Description of the task →
Count the lines in the records below that contain the word "Life", and reply with only that number.

Data lines →
******************************
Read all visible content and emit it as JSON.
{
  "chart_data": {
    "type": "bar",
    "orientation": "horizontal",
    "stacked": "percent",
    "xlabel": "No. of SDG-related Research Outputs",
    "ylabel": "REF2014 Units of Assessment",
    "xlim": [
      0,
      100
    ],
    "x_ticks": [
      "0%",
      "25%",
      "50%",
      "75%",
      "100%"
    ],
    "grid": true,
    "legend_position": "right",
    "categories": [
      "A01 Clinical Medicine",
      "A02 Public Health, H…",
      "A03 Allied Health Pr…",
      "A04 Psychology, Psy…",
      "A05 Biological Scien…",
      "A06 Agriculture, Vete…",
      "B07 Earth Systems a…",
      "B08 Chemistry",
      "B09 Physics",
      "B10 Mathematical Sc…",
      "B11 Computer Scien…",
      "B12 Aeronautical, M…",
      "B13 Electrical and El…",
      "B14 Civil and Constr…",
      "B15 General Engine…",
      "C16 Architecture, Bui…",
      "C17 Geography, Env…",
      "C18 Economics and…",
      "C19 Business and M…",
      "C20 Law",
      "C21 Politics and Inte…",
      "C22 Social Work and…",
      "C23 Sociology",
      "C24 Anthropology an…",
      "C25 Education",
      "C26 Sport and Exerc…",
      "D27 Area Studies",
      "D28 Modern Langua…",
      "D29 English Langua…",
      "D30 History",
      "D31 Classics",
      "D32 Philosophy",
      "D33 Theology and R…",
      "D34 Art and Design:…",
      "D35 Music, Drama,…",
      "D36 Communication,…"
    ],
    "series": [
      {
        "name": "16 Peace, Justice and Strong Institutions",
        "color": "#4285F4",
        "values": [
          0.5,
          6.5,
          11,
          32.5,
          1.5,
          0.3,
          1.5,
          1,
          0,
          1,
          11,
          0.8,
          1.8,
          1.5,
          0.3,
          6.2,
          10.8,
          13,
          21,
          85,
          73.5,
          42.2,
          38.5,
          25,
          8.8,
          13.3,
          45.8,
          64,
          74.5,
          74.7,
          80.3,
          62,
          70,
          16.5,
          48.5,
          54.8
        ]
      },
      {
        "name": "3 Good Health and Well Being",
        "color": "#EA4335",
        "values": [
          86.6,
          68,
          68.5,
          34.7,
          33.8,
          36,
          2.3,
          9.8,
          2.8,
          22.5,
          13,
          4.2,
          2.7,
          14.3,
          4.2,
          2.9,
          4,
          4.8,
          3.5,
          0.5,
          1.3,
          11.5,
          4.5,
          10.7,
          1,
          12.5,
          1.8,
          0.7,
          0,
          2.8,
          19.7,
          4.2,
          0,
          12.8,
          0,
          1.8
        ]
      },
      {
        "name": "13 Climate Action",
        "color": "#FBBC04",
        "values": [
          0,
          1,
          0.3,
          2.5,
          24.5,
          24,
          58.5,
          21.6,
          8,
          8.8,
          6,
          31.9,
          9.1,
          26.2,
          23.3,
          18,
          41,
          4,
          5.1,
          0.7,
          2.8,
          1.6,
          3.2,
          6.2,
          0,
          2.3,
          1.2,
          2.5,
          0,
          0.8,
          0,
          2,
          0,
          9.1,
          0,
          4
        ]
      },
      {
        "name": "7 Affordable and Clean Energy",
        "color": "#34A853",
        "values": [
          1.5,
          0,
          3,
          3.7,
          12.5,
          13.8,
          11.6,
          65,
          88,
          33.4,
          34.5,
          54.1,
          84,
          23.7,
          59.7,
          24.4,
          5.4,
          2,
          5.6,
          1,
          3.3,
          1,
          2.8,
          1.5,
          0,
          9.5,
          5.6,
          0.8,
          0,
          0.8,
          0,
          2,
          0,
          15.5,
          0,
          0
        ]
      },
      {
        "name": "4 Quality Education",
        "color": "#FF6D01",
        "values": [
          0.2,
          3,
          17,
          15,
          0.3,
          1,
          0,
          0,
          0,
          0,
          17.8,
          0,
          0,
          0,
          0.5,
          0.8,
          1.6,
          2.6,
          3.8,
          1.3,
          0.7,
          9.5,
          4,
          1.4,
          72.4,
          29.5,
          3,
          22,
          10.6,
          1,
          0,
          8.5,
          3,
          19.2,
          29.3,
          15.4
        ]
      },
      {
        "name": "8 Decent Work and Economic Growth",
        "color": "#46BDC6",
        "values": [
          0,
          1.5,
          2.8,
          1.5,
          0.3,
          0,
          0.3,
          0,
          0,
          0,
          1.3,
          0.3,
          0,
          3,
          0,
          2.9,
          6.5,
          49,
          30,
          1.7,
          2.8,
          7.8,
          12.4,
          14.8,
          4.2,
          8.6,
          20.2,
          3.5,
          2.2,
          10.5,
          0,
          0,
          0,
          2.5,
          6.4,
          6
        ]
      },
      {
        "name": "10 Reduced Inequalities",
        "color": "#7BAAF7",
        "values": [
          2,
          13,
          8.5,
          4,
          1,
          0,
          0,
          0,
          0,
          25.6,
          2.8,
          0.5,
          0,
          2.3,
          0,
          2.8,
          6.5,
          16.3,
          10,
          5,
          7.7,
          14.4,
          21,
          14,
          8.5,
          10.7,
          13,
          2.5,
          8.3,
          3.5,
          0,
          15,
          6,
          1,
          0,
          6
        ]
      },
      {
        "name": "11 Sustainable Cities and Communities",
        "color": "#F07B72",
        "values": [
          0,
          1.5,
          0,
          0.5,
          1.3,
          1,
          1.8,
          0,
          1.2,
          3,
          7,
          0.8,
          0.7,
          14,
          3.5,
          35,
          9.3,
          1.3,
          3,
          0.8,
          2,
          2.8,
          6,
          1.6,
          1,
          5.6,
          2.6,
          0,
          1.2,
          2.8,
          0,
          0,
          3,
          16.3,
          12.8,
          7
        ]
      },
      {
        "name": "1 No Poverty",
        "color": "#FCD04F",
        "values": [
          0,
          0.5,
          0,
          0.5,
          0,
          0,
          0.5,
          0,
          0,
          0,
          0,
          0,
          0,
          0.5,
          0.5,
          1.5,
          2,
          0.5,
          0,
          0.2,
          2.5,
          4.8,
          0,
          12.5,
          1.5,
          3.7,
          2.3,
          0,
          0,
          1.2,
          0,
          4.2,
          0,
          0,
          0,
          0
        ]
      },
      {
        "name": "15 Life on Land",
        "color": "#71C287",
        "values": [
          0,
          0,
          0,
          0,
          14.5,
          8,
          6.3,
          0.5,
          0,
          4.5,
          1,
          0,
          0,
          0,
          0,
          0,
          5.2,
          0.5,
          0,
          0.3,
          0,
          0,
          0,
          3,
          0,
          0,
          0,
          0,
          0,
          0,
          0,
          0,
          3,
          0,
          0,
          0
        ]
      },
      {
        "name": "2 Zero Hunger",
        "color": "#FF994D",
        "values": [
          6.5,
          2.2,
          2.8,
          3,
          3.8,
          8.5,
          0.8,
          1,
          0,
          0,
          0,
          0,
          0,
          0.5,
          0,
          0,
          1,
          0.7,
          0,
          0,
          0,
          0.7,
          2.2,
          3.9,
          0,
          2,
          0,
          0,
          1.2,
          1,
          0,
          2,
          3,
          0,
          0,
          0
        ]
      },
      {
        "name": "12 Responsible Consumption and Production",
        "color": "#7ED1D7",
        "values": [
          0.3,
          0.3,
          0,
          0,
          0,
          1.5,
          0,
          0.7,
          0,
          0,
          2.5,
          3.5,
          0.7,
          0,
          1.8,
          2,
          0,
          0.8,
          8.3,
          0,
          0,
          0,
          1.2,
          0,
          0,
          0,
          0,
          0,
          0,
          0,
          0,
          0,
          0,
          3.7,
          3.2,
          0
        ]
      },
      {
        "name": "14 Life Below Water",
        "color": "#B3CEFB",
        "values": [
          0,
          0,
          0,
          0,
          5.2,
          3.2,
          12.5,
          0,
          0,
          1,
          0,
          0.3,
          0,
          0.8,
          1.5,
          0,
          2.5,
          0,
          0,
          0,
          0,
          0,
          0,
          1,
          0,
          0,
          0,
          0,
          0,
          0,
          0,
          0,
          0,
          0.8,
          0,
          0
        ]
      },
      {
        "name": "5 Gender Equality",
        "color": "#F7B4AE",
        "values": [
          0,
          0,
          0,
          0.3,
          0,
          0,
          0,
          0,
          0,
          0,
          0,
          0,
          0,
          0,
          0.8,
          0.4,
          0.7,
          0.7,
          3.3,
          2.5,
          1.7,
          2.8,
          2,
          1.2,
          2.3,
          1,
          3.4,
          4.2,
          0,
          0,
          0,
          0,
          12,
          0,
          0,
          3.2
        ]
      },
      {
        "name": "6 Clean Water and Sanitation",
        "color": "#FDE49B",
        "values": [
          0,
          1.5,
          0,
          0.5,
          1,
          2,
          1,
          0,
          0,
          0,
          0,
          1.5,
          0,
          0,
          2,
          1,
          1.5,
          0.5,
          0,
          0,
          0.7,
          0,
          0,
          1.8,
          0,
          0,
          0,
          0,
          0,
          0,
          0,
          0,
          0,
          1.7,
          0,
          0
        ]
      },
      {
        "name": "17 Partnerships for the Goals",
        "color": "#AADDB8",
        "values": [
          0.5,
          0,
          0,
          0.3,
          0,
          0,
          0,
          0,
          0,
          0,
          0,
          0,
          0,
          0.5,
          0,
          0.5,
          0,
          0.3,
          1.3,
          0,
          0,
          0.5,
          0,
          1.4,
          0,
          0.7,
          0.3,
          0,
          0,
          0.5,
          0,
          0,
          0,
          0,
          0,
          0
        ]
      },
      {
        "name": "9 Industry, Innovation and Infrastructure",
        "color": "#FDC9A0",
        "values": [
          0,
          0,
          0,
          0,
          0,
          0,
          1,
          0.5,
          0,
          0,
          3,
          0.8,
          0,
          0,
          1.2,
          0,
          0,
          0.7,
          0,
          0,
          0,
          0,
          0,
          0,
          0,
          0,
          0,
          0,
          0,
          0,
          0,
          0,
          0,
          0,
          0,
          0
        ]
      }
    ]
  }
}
******************************
Written reply →
2